-- Begin Extracted records --

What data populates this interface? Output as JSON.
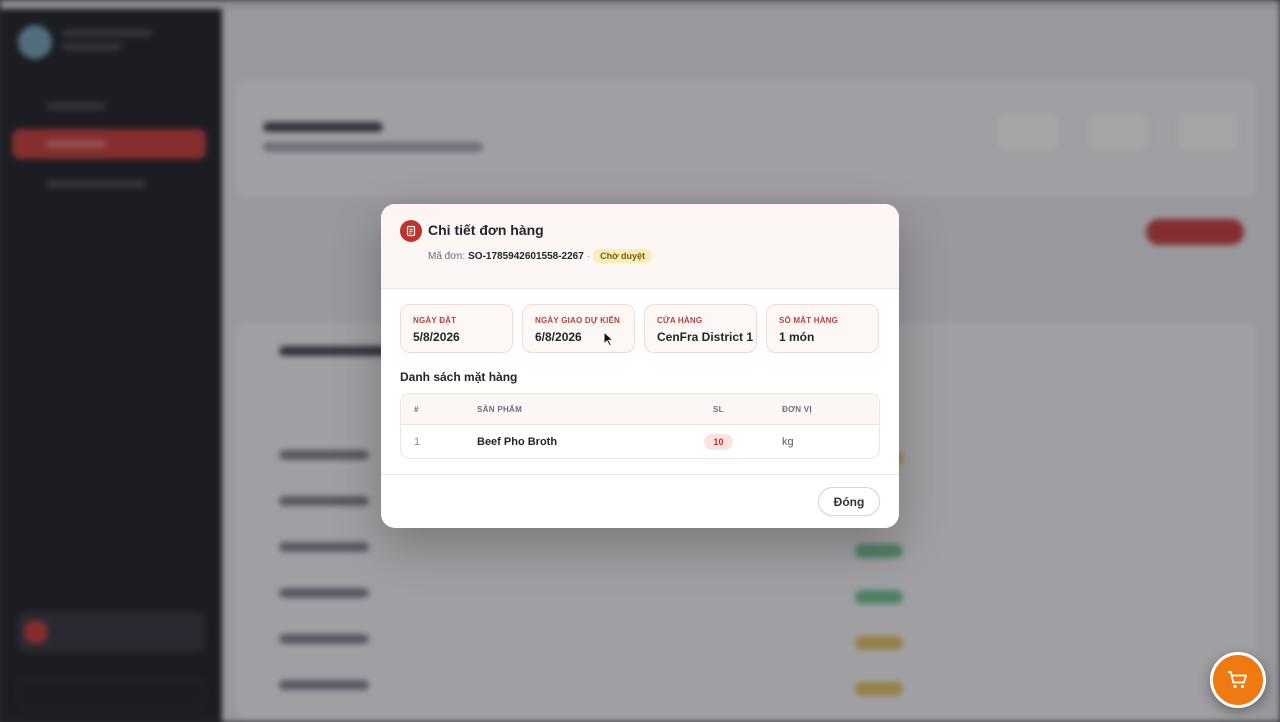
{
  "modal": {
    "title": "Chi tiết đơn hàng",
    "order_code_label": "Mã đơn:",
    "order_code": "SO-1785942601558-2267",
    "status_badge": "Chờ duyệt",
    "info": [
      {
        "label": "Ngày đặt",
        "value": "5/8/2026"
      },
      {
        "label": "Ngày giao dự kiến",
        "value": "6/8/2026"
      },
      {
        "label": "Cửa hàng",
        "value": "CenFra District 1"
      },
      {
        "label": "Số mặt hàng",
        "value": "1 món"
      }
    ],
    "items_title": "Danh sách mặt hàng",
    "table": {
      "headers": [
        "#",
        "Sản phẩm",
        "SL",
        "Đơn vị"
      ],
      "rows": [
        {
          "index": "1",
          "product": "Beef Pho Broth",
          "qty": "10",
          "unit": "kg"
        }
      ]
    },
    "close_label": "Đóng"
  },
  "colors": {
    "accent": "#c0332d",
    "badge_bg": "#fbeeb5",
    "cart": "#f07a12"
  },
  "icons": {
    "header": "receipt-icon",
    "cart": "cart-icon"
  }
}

-- End Extracted records --
-- Begin Extracted records --

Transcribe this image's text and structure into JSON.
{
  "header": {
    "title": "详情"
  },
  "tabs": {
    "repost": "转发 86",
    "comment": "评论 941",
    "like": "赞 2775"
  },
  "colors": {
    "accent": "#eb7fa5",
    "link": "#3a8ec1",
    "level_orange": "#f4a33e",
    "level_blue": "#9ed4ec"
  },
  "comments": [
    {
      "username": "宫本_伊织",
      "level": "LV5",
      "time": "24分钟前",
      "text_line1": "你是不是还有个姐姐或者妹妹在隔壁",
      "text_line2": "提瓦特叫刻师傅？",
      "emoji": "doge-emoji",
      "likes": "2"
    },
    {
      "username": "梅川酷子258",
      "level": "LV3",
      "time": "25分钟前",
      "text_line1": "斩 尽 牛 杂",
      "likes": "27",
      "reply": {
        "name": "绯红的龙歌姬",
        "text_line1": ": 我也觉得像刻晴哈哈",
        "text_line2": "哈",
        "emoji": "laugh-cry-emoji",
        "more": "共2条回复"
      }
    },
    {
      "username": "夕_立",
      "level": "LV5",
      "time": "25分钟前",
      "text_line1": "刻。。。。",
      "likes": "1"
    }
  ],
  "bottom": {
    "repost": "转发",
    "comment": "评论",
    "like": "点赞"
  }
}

-- End Extracted records --

### Stated exercise
Whichever lines contain the string "hàng", select and copy them.

### Output below
    "title": "Chi tiết đơn hàng",
        "label": "Cửa hàng",
        "label": "Số mặt hàng",
    "items_title": "Danh sách mặt hàng",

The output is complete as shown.